Task objective: Write out every entry, unchanged. Skip any picture.
▬▬▬▬▬▬▬▬▬▬
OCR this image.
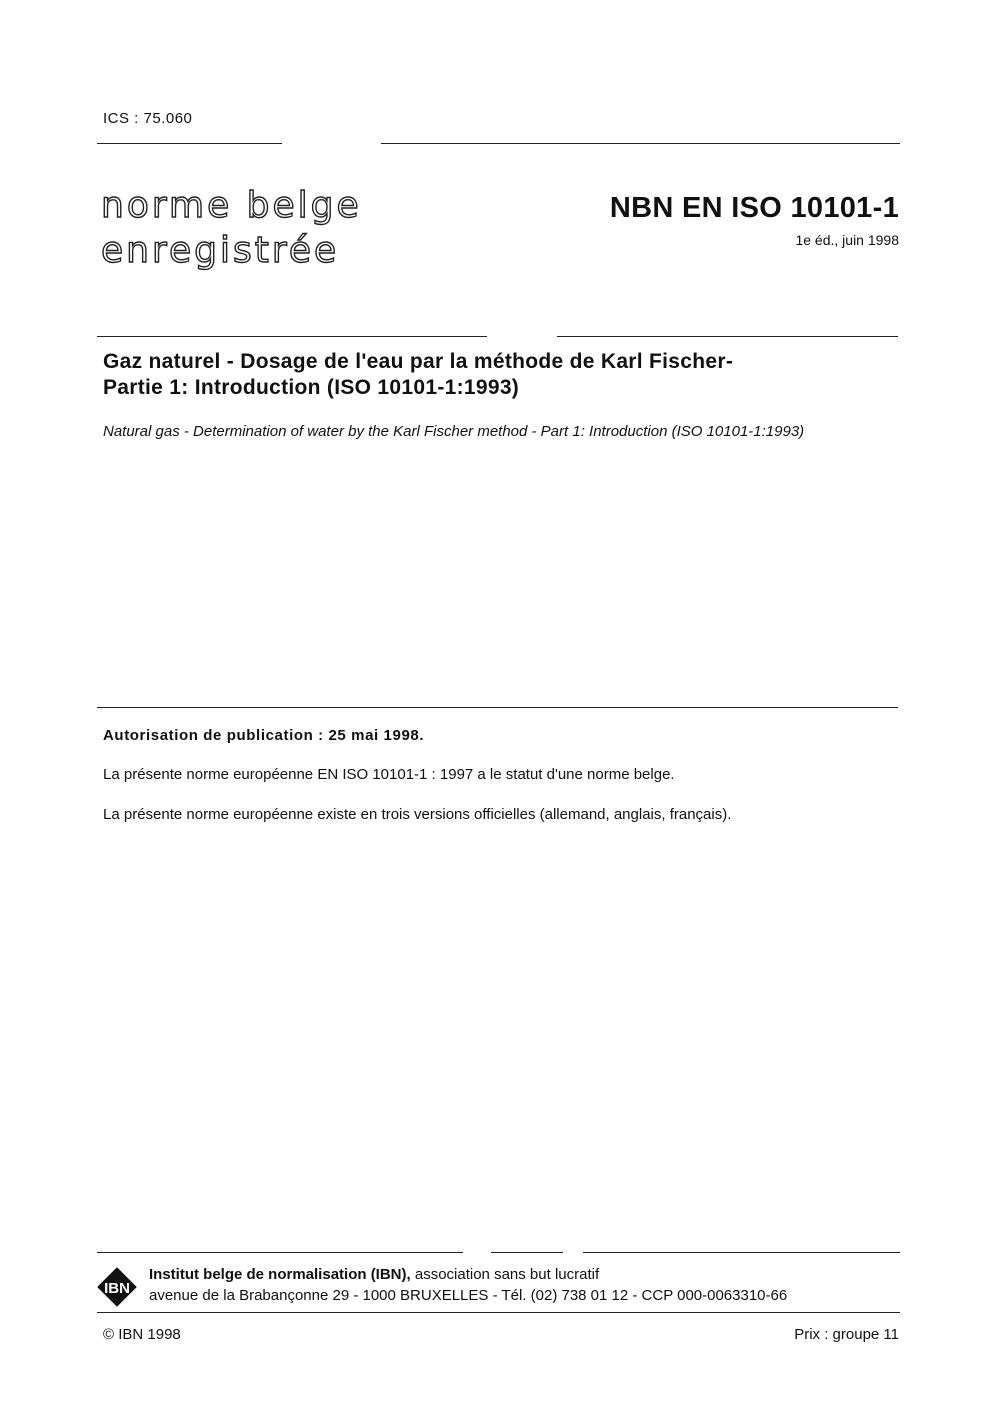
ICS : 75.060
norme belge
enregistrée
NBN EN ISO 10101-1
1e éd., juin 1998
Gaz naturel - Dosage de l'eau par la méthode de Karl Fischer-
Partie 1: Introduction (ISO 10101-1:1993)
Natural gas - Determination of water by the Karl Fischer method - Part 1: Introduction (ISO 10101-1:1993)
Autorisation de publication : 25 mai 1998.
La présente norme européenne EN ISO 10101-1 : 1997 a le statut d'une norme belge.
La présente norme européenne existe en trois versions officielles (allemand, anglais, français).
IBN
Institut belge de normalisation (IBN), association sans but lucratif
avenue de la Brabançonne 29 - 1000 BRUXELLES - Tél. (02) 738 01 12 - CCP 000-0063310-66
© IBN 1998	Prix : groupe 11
▬▬▬▬▬▬▬▬▬▬
Solution:
OCR this image.
ICS : 75.060
norme belge
enregistrée
NBN EN ISO 10101-1
1e éd., juin 1998
Gaz naturel - Dosage de l'eau par la méthode de Karl Fischer-
Partie 1: Introduction (ISO 10101-1:1993)
Natural gas - Determination of water by the Karl Fischer method - Part 1: Introduction (ISO 10101-1:1993)
Autorisation de publication : 25 mai 1998.
La présente norme européenne EN ISO 10101-1 : 1997 a le statut d'une norme belge.
La présente norme européenne existe en trois versions officielles (allemand, anglais, français).
IBN
Institut belge de normalisation (IBN), association sans but lucratif
avenue de la Brabançonne 29 - 1000 BRUXELLES - Tél. (02) 738 01 12 - CCP 000-0063310-66
© IBN 1998	Prix : groupe 11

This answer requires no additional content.